SELECTED EXCERPT:
"""
Hi all,
We have encountered the following situation in a test that we are writing currently for the federated reddit clone Lemmy (https://github.com/ngi-nix/nixpkgs/blob/mob/lemmy-improvements-new/nixos/tests/lemmy.nix).
Our goal here is to setup a nixos test with a lemmy server such that we can, not only explore it in the terminal with the interactive test driver but also through our host machine browser. We have succeeded to do so in the following way, but it is conflicting a bit with how tests are typically setup:
First, it’s important that Lemmy gets served through the reverse proxy Caddy that then hands of requests to the backend, ui and other attached services. To route a request, Caddy listens on specific IP addresses and ports, and checks whether the hostname header in the http request corresponds to a pre-configured one. The hostname is passed to caddy in the lemmy module here.
As Caddy is currently setup, it is therefore not enough to just ping the correct IP address from a different hostname. E.g. if the hostname is set to http://lemmy.com
, we can launch the test driver from nixpkgs root directory with $(nix-build -A nixosTests.lemmy.driverInteractive)/bin/nixos-test-driver
, then start the virtual machines with start_all()
in the Python interpreter, forward a host port of the server node port 80 that caddy listens to in the test executing server.forward_port(8888, 80)
in the Python interpreter, and finally connect to it from outside of the test environment with curl -v -H Host:lemmy.com localhost:8888
successfully. But leaving out the -H
argument from curl won’t work and it’s also not possible to connect to Lemmy from the browser with the URL localhost:8888
without installing cumbersome browser extensions that set this host header.
The inability to examine the test machines with a browser is why we starting setting the hostname
to http://lemmy.localhost
. After running the interactive driver and forwarding the port in the same way as before, we can now simply do curl -v localhost:8888
and also access and use lemmy from the browser by just entering lemmy.localhost:8888
in the URL bar.
"""
ABOUT THIS EXERCISE: From the forum post about testing Lemmy with Caddy, reproduce word for word the passage between "As Caddy is" and "machines with start_all()", inclusive.

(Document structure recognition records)
"""
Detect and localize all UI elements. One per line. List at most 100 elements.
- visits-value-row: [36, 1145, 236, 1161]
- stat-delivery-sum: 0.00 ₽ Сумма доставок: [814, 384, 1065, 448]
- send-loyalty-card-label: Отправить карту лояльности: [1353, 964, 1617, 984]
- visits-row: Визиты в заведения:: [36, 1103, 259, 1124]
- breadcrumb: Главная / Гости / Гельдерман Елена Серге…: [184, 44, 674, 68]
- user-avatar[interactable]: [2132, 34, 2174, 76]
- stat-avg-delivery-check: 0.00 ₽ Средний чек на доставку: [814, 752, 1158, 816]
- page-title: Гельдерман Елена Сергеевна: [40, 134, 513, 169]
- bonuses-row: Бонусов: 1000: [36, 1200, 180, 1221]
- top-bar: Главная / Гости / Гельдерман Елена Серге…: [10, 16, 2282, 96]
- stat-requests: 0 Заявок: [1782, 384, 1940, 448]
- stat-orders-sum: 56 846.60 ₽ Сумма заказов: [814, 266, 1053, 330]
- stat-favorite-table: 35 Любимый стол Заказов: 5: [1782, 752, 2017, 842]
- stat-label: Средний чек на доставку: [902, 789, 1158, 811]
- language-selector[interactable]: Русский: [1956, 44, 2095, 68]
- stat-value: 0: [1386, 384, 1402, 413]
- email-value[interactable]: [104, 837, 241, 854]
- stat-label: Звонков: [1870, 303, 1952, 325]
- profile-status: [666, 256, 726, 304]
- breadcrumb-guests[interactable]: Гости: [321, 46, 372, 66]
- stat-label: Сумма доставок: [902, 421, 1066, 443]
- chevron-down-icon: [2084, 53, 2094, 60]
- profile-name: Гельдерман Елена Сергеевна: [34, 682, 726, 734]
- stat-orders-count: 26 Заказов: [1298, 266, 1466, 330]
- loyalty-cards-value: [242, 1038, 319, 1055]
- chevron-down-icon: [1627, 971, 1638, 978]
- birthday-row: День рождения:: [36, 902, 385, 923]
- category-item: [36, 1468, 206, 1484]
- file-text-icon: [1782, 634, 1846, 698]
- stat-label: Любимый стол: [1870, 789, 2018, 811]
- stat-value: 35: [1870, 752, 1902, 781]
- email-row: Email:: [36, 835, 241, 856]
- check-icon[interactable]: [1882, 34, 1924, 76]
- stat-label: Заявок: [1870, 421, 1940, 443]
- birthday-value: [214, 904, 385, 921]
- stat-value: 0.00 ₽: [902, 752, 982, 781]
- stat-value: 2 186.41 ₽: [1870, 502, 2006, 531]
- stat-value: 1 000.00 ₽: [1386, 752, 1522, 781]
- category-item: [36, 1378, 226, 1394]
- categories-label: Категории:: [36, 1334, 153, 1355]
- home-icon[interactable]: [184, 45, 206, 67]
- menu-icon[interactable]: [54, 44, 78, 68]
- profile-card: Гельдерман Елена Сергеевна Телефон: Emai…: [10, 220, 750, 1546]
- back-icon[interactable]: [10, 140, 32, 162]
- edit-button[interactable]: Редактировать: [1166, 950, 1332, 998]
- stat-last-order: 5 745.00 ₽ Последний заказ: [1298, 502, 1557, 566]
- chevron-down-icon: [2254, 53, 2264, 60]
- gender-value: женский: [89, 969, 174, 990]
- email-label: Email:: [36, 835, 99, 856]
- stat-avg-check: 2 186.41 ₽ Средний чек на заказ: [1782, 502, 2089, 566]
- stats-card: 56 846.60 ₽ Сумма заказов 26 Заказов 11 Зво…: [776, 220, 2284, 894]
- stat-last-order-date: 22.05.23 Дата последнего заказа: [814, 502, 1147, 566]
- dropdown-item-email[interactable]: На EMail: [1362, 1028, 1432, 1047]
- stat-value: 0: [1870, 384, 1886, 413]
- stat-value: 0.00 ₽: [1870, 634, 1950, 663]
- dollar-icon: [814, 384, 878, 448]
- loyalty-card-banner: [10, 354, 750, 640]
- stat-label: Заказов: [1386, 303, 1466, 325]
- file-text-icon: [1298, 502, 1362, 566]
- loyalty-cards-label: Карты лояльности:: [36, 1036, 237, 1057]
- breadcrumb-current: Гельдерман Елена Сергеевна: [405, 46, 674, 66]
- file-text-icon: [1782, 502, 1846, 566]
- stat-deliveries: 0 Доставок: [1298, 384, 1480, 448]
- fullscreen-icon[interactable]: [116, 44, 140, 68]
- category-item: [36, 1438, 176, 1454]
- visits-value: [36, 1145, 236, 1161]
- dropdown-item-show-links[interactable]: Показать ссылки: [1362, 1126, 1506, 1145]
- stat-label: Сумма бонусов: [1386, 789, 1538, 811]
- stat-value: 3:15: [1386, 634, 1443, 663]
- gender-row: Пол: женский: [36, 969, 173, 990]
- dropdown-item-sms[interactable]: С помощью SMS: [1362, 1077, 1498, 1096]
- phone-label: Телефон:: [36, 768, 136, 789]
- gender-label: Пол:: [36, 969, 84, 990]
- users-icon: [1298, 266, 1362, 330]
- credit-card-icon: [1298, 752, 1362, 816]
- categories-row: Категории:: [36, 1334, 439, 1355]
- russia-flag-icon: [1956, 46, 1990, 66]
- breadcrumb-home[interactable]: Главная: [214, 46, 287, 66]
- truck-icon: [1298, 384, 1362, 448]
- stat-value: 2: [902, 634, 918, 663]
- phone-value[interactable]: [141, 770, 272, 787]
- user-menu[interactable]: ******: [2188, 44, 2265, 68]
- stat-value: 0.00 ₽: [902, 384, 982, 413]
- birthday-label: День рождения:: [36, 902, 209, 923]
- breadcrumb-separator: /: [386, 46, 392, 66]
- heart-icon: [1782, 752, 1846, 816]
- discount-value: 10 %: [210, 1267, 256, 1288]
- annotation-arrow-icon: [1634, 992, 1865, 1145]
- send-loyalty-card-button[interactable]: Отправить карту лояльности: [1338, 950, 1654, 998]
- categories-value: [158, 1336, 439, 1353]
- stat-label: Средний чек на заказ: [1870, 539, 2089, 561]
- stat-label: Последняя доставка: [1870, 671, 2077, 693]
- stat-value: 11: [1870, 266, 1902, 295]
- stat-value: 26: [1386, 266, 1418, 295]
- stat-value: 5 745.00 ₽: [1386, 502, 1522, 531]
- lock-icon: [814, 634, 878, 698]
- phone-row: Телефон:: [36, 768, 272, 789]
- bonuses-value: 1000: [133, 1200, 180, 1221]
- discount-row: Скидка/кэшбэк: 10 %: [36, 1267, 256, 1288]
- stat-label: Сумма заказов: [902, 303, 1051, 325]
"""
YOUR SOLUTION:
As Caddy is currently setup, it is therefore not enough to just ping the correct IP address from a different hostname. E.g. if the hostname is set to http://lemmy.com
, we can launch the test driver from nixpkgs root directory with $(nix-build -A nixosTests.lemmy.driverInteractive)/bin/nixos-test-driver
, then start the virtual machines with start_all()